■ **THE EXERCISE**: Identify every line in the records below that contains the word "label", and reproduce each one.
***** SUPPLIED DATA
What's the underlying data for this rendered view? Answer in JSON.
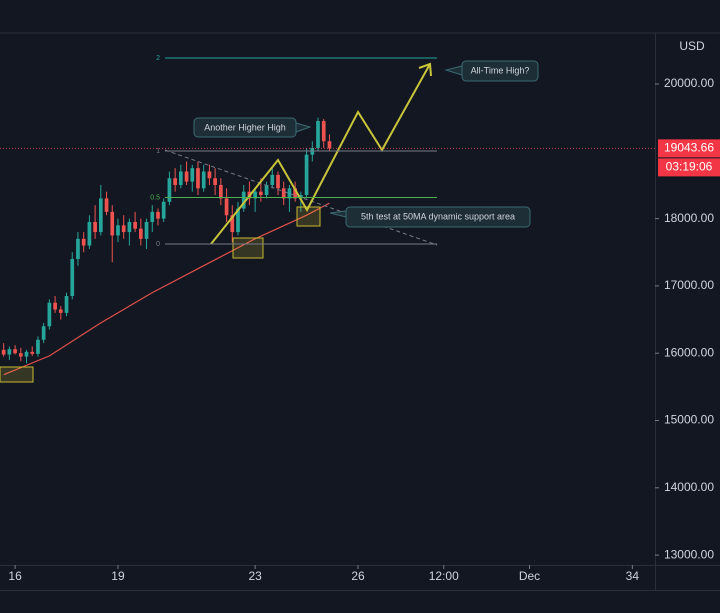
{
  "chart_data": {
    "type": "candlestick",
    "currency": "USD",
    "x": [
      15.667,
      15.833,
      16,
      16.167,
      16.333,
      16.5,
      16.667,
      16.833,
      17,
      17.167,
      17.333,
      17.5,
      17.667,
      17.833,
      18,
      18.167,
      18.333,
      18.5,
      18.667,
      18.833,
      19,
      19.167,
      19.333,
      19.5,
      19.667,
      19.833,
      20,
      20.167,
      20.333,
      20.5,
      20.667,
      20.833,
      21,
      21.167,
      21.333,
      21.5,
      21.667,
      21.833,
      22,
      22.167,
      22.333,
      22.5,
      22.667,
      22.833,
      23,
      23.167,
      23.333,
      23.5,
      23.667,
      23.833,
      24,
      24.167,
      24.333,
      24.5,
      24.667,
      24.833,
      25,
      25.167
    ],
    "open": [
      16050,
      15980,
      16060,
      16000,
      15950,
      16020,
      15990,
      16200,
      16400,
      16750,
      16650,
      16600,
      16850,
      17400,
      17700,
      17600,
      17950,
      17800,
      18300,
      18100,
      17750,
      17900,
      17800,
      17950,
      17850,
      17700,
      17950,
      18100,
      18000,
      18250,
      18600,
      18500,
      18700,
      18550,
      18750,
      18450,
      18700,
      18600,
      18500,
      18300,
      18050,
      17800,
      18150,
      18400,
      18300,
      18400,
      18350,
      18500,
      18650,
      18450,
      18300,
      18450,
      18300,
      18350,
      18950,
      19050,
      19450,
      19150
    ],
    "high": [
      16150,
      16100,
      16120,
      16080,
      16050,
      16100,
      16250,
      16450,
      16800,
      16850,
      16700,
      16900,
      17500,
      17800,
      17800,
      18050,
      18200,
      18500,
      18400,
      18200,
      18000,
      18050,
      18000,
      18100,
      18000,
      18000,
      18200,
      18150,
      18300,
      18700,
      18750,
      18800,
      18850,
      18800,
      18850,
      18800,
      18800,
      18750,
      18600,
      18450,
      18200,
      18250,
      18500,
      18550,
      18450,
      18600,
      18550,
      18750,
      18700,
      18550,
      18500,
      18550,
      18400,
      19050,
      19150,
      19500,
      19480,
      19250
    ],
    "low": [
      15950,
      15900,
      15980,
      15880,
      15850,
      15960,
      15950,
      16150,
      16350,
      16600,
      16500,
      16550,
      16800,
      17300,
      17500,
      17550,
      17700,
      17750,
      18050,
      17350,
      17650,
      17700,
      17600,
      17800,
      17600,
      17550,
      17800,
      17900,
      17950,
      18200,
      18400,
      18450,
      18500,
      18400,
      18350,
      18400,
      18500,
      18350,
      18200,
      17950,
      17650,
      17750,
      18100,
      18200,
      18100,
      18250,
      18300,
      18450,
      18350,
      18200,
      18100,
      18250,
      18100,
      18300,
      18850,
      19000,
      19050,
      19000
    ],
    "close": [
      15980,
      16060,
      16000,
      15950,
      16020,
      15990,
      16200,
      16400,
      16750,
      16650,
      16600,
      16850,
      17400,
      17700,
      17600,
      17950,
      17800,
      18300,
      18100,
      17750,
      17900,
      17800,
      17950,
      17850,
      17700,
      17950,
      18100,
      18000,
      18250,
      18600,
      18500,
      18700,
      18550,
      18750,
      18450,
      18700,
      18600,
      18500,
      18300,
      18050,
      17800,
      18150,
      18400,
      18300,
      18400,
      18350,
      18500,
      18650,
      18450,
      18300,
      18450,
      18300,
      18350,
      18950,
      19050,
      19450,
      19150,
      19043.66
    ],
    "up_color": "#26a69a",
    "down_color": "#ef5350",
    "ma": {
      "color": "#e0504a",
      "x": [
        15.667,
        17,
        18.5,
        20,
        21.5,
        23,
        24.5,
        25.167
      ],
      "values": [
        15680,
        15960,
        16450,
        16900,
        17300,
        17700,
        18050,
        18230
      ]
    },
    "last_price": 19043.66,
    "countdown": "03:19:06",
    "fib": {
      "levels": [
        2,
        1,
        0.5,
        0
      ],
      "prices": [
        20387,
        19005,
        18314,
        17623
      ],
      "colors": [
        "#26a69a",
        "#787b86",
        "#4caf50",
        "#787b86"
      ]
    },
    "annotations": [
      "Another Higher High",
      "All-Time High?",
      "5th test at 50MA dynamic support area"
    ],
    "xlim": [
      15.56,
      34.66
    ],
    "ylim": [
      12853,
      20758
    ],
    "xticks": [
      16,
      19,
      23,
      26,
      {
        "value": 28.5,
        "label": "12:00"
      },
      {
        "value": 31,
        "label": "Dec"
      },
      34
    ],
    "yticks": [
      {
        "value": 20000,
        "label": "20000.00"
      },
      {
        "value": 18000,
        "label": "18000.00"
      },
      {
        "value": 17000,
        "label": "17000.00"
      },
      {
        "value": 16000,
        "label": "16000.00"
      },
      {
        "value": 15000,
        "label": "15000.00"
      },
      {
        "value": 14000,
        "label": "14000.00"
      },
      {
        "value": 13000,
        "label": "13000.00"
      }
    ]
  }
}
**********
■ **RESPONSE TO THE EXERCISE**:
        "label": "12:00"
        "label": "Dec"
        "label": "20000.00"
        "label": "18000.00"
        "label": "17000.00"
        "label": "16000.00"
        "label": "15000.00"
        "label": "14000.00"
        "label": "13000.00"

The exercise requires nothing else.